Transcribe every line of the records verbatim.

*DATA PROVIDED:*
## BEGIN

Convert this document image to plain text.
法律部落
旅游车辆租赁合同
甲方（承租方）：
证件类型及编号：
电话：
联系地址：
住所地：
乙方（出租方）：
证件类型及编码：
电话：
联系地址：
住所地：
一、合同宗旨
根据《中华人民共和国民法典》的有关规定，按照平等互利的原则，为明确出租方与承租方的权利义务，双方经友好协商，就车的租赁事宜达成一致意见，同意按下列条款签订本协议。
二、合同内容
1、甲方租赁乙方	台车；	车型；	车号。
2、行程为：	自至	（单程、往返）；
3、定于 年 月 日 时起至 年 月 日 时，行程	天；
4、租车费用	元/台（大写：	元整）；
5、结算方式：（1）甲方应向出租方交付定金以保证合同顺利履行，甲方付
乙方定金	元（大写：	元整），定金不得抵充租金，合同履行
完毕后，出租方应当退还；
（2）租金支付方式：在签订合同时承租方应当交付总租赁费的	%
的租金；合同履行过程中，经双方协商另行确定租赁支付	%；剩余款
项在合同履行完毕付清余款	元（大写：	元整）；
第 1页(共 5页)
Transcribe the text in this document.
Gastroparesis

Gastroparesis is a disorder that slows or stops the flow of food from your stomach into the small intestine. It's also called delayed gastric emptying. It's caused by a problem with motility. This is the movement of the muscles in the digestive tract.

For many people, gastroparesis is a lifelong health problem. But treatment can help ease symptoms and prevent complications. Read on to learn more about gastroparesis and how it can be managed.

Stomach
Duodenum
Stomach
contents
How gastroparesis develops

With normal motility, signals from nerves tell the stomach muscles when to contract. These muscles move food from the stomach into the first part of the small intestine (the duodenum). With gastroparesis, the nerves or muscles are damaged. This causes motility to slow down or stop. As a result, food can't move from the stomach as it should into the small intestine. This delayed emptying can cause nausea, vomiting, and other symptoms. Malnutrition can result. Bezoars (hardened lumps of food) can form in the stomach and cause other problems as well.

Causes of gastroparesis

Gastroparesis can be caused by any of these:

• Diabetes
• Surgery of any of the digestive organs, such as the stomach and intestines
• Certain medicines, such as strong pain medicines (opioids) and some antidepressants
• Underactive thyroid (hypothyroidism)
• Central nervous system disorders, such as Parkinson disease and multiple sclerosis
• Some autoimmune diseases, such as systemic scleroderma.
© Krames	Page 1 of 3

## END

*TASK OUTPUT:*
Convert this document image to plain text.
法律部落
旅游车辆租赁合同
甲方（承租方）：
证件类型及编号：
电话：
联系地址：
住所地：
乙方（出租方）：
证件类型及编码：
电话：
联系地址：
住所地：
一、合同宗旨
根据《中华人民共和国民法典》的有关规定，按照平等互利的原则，为明确出租方与承租方的权利义务，双方经友好协商，就车的租赁事宜达成一致意见，同意按下列条款签订本协议。
二、合同内容
1、甲方租赁乙方	台车；	车型；	车号。
2、行程为：	自至	（单程、往返）；
3、定于 年 月 日 时起至 年 月 日 时，行程	天；
4、租车费用	元/台（大写：	元整）；
5、结算方式：（1）甲方应向出租方交付定金以保证合同顺利履行，甲方付
乙方定金	元（大写：	元整），定金不得抵充租金，合同履行
完毕后，出租方应当退还；
（2）租金支付方式：在签订合同时承租方应当交付总租赁费的	%
的租金；合同履行过程中，经双方协商另行确定租赁支付	%；剩余款
项在合同履行完毕付清余款	元（大写：	元整）；
第 1页(共 5页)
Transcribe the text in this document.
Gastroparesis

Gastroparesis is a disorder that slows or stops the flow of food from your stomach into the small intestine. It's also called delayed gastric emptying. It's caused by a problem with motility. This is the movement of the muscles in the digestive tract.

For many people, gastroparesis is a lifelong health problem. But treatment can help ease symptoms and prevent complications. Read on to learn more about gastroparesis and how it can be managed.

Stomach
Duodenum
Stomach
contents
How gastroparesis develops

With normal motility, signals from nerves tell the stomach muscles when to contract. These muscles move food from the stomach into the first part of the small intestine (the duodenum). With gastroparesis, the nerves or muscles are damaged. This causes motility to slow down or stop. As a result, food can't move from the stomach as it should into the small intestine. This delayed emptying can cause nausea, vomiting, and other symptoms. Malnutrition can result. Bezoars (hardened lumps of food) can form in the stomach and cause other problems as well.

Causes of gastroparesis

Gastroparesis can be caused by any of these:

• Diabetes
• Surgery of any of the digestive organs, such as the stomach and intestines
• Certain medicines, such as strong pain medicines (opioids) and some antidepressants
• Underactive thyroid (hypothyroidism)
• Central nervous system disorders, such as Parkinson disease and multiple sclerosis
• Some autoimmune diseases, such as systemic scleroderma.
© Krames	Page 1 of 3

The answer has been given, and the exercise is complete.